Written task: Within the records below, find each line that holds the string "Japanese", then copy it.

::: Records shown :::

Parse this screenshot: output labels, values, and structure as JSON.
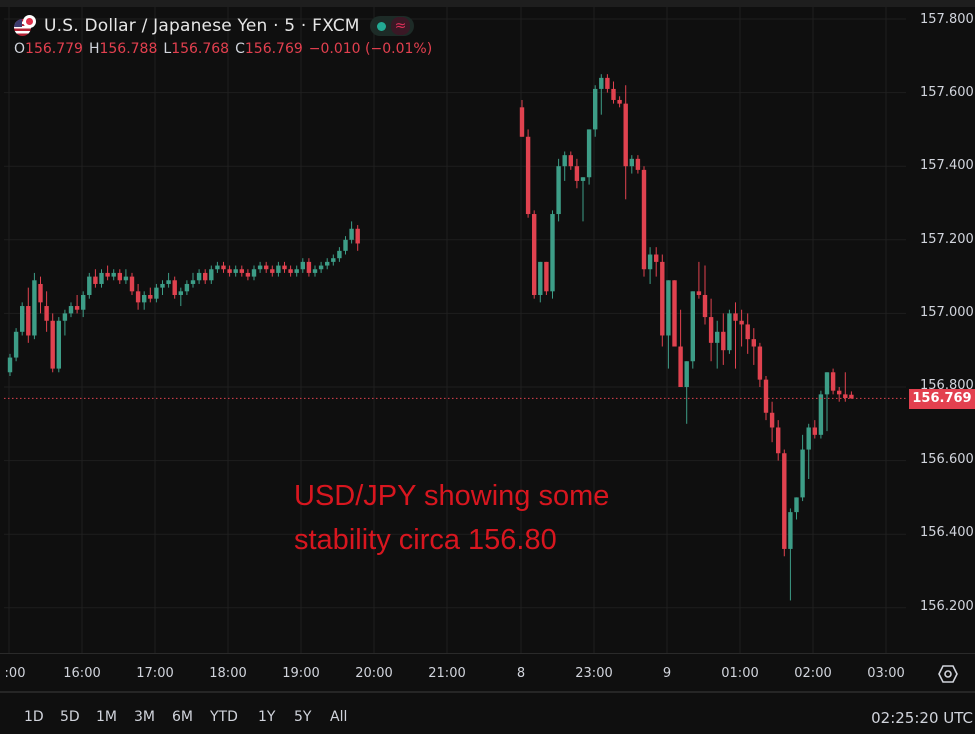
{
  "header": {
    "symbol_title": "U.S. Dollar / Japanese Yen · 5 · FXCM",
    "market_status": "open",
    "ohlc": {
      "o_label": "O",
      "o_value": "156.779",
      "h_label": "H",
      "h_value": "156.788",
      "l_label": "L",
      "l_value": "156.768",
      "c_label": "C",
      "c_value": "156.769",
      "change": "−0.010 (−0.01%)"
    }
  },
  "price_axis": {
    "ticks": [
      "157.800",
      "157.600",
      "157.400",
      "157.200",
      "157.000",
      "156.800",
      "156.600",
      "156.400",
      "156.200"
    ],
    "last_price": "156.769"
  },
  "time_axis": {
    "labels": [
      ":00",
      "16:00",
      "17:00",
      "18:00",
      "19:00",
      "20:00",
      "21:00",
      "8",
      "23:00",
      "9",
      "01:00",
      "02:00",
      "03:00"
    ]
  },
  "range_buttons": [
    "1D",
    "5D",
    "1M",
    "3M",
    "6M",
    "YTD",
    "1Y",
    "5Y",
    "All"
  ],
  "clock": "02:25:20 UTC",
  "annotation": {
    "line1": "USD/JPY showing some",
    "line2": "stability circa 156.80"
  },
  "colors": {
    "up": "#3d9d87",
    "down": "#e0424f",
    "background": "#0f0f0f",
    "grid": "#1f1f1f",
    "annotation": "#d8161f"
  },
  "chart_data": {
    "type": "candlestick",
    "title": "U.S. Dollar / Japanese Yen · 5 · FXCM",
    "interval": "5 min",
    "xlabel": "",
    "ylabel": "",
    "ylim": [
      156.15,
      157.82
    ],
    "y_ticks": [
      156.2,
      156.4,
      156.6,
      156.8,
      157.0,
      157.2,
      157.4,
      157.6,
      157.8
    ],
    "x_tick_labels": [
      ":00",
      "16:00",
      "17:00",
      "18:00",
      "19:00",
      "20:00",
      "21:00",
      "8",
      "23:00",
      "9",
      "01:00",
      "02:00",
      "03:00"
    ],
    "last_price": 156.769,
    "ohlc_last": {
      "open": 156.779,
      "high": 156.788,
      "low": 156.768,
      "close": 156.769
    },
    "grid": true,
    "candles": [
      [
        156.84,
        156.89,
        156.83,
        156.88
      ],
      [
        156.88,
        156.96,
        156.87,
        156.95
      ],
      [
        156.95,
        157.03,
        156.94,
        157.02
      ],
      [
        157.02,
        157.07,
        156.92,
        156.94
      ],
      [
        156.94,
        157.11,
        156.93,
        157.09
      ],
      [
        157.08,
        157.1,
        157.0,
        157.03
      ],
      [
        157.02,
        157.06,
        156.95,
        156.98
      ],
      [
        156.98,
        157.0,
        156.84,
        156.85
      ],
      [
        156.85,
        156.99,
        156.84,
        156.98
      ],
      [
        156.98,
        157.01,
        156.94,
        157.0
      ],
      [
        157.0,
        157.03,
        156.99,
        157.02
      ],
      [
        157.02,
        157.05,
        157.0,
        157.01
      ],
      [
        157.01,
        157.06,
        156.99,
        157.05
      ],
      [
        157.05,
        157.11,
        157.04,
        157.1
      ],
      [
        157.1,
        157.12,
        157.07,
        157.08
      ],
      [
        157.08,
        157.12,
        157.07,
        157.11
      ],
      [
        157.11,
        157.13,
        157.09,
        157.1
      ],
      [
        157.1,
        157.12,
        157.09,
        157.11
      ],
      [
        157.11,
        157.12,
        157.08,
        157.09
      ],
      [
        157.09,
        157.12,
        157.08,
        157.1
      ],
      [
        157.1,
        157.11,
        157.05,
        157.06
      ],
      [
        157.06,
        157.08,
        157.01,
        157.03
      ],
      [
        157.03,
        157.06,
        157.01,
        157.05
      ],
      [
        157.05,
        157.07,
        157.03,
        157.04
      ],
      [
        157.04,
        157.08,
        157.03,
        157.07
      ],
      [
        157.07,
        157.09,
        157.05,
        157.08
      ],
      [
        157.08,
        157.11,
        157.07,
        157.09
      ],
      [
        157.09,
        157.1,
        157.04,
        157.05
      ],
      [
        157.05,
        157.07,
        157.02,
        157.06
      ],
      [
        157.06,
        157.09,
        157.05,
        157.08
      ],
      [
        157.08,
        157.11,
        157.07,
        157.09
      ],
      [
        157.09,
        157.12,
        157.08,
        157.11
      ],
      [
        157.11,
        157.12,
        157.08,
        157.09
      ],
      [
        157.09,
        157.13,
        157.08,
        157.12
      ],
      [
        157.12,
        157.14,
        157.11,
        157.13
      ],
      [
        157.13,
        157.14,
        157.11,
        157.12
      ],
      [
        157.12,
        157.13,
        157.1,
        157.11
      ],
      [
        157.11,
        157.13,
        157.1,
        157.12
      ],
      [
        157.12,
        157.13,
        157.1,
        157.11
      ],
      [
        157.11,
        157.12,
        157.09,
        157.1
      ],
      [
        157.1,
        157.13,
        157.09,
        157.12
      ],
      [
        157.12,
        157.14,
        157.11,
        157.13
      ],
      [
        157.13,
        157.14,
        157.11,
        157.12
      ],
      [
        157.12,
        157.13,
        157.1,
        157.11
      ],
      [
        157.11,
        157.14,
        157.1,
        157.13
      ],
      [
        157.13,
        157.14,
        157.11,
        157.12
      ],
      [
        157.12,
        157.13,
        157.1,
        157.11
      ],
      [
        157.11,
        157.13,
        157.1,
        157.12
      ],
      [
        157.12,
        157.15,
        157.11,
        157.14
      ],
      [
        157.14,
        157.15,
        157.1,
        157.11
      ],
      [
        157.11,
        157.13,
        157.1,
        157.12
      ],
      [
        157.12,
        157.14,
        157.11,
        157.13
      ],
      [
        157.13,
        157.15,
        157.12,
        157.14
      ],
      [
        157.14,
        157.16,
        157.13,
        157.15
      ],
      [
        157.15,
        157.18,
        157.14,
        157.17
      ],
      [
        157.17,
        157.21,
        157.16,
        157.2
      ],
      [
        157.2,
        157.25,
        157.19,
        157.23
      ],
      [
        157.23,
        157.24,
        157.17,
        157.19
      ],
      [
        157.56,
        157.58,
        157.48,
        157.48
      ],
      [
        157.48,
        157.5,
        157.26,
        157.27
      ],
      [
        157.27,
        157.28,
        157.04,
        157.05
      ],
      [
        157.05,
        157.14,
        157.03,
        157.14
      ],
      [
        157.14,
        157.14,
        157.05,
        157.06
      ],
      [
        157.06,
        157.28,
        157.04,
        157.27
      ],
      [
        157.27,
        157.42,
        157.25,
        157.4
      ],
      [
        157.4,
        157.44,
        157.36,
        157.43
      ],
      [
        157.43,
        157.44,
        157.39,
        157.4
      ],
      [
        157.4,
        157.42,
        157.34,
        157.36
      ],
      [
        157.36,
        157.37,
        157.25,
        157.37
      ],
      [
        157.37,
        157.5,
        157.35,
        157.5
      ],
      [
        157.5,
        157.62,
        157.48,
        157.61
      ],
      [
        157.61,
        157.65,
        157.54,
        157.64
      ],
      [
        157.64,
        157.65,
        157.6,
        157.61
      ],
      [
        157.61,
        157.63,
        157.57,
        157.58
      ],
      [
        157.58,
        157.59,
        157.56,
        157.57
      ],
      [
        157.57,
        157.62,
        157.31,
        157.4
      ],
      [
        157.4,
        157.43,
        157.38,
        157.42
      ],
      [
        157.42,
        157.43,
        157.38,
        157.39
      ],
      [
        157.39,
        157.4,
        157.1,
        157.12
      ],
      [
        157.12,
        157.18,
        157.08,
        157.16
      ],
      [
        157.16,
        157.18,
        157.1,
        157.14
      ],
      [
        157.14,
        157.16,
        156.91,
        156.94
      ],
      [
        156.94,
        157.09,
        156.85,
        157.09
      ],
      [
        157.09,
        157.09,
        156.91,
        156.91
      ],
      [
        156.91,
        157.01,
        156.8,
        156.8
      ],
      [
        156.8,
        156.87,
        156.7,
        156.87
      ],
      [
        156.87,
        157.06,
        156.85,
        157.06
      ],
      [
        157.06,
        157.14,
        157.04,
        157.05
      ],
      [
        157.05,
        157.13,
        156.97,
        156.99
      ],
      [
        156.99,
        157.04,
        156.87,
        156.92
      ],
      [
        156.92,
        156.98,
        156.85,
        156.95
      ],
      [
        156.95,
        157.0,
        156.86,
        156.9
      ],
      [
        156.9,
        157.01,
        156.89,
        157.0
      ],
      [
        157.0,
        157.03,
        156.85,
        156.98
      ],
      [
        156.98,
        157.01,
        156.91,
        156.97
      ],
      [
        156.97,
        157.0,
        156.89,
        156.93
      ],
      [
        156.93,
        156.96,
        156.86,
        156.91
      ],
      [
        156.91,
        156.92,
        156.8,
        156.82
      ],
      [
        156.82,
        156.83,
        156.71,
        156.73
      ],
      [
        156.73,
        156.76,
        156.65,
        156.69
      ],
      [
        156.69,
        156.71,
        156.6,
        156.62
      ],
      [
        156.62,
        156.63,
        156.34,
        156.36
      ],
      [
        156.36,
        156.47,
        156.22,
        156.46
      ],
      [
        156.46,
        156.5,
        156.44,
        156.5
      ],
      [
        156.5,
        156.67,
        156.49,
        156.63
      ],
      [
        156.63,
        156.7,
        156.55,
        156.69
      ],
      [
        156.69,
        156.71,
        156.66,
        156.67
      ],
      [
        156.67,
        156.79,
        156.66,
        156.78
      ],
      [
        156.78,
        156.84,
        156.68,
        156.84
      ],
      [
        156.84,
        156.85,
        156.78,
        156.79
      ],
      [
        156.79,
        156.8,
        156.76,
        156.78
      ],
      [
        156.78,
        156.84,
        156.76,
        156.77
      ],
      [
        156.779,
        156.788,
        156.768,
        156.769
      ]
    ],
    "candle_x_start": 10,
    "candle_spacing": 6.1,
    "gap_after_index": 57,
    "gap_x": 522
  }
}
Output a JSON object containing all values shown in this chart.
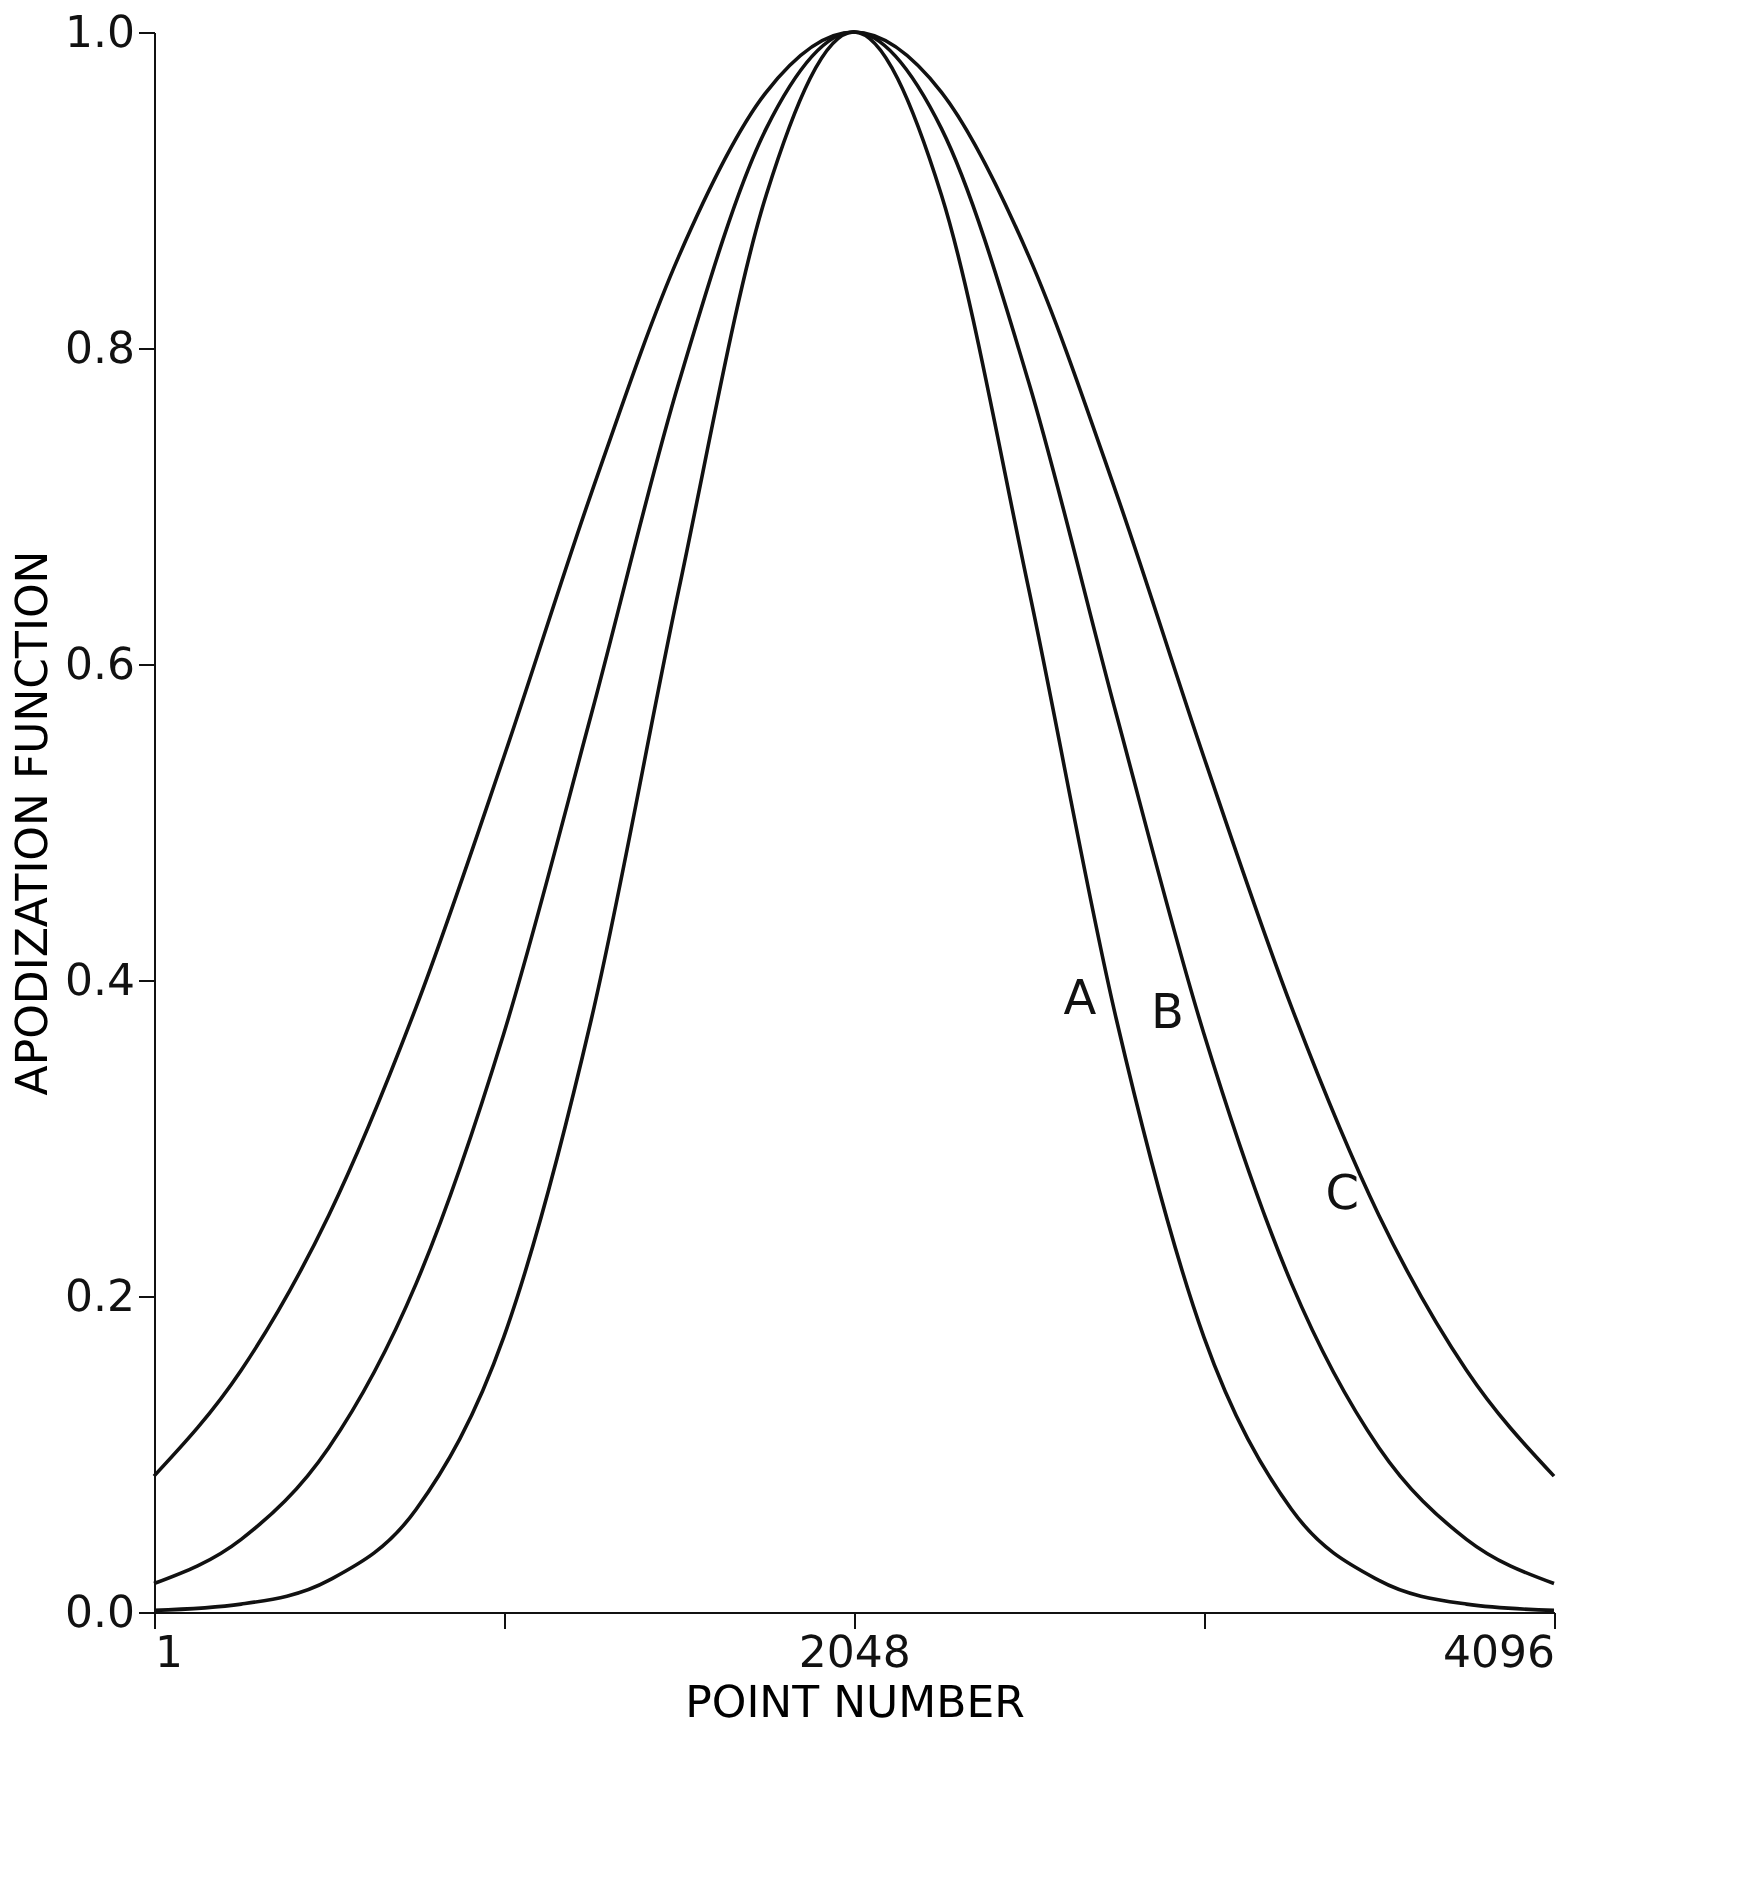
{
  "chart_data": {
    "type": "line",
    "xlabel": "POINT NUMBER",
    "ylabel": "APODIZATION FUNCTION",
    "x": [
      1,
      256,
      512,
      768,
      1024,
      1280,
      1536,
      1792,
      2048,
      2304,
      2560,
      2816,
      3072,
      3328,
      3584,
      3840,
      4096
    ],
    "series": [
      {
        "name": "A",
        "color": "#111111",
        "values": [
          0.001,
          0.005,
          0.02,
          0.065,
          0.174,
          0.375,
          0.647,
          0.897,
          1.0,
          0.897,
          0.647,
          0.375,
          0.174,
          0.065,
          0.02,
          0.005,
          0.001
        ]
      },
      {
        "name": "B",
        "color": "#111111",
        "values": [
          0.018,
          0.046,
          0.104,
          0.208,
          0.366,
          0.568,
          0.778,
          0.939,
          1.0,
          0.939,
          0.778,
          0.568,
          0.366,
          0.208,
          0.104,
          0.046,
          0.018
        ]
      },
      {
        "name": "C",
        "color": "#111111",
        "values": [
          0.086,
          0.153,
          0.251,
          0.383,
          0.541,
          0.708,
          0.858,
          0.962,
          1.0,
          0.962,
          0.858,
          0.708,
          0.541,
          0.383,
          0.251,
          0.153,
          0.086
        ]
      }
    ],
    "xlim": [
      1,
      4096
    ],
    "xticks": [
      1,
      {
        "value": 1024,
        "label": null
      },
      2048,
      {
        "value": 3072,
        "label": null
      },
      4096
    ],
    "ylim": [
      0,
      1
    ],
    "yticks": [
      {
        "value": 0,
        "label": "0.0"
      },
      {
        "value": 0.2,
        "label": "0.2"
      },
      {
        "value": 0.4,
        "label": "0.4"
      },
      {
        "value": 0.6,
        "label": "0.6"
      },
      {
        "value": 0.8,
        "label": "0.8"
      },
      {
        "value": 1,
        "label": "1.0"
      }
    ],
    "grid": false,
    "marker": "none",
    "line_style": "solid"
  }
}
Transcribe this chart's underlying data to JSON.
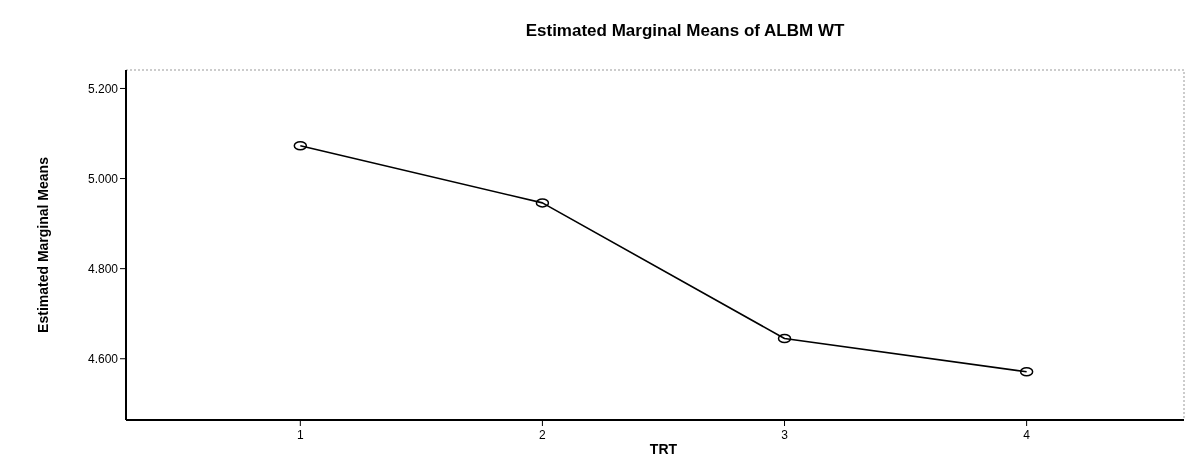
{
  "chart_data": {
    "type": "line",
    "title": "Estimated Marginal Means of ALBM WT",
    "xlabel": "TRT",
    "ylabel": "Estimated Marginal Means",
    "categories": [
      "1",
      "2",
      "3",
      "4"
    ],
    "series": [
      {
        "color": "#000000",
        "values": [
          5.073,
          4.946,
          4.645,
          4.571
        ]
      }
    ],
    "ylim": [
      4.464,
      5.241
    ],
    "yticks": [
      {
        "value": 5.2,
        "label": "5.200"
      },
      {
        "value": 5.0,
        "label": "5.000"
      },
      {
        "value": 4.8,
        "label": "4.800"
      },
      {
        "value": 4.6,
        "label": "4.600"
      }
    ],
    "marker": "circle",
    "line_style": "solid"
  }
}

:::

Completed exercise:
    "symbol_title": "U.S. Dollar / Japanese Yen · 5 · FXCM",
    "title": "U.S. Dollar / Japanese Yen · 5 · FXCM",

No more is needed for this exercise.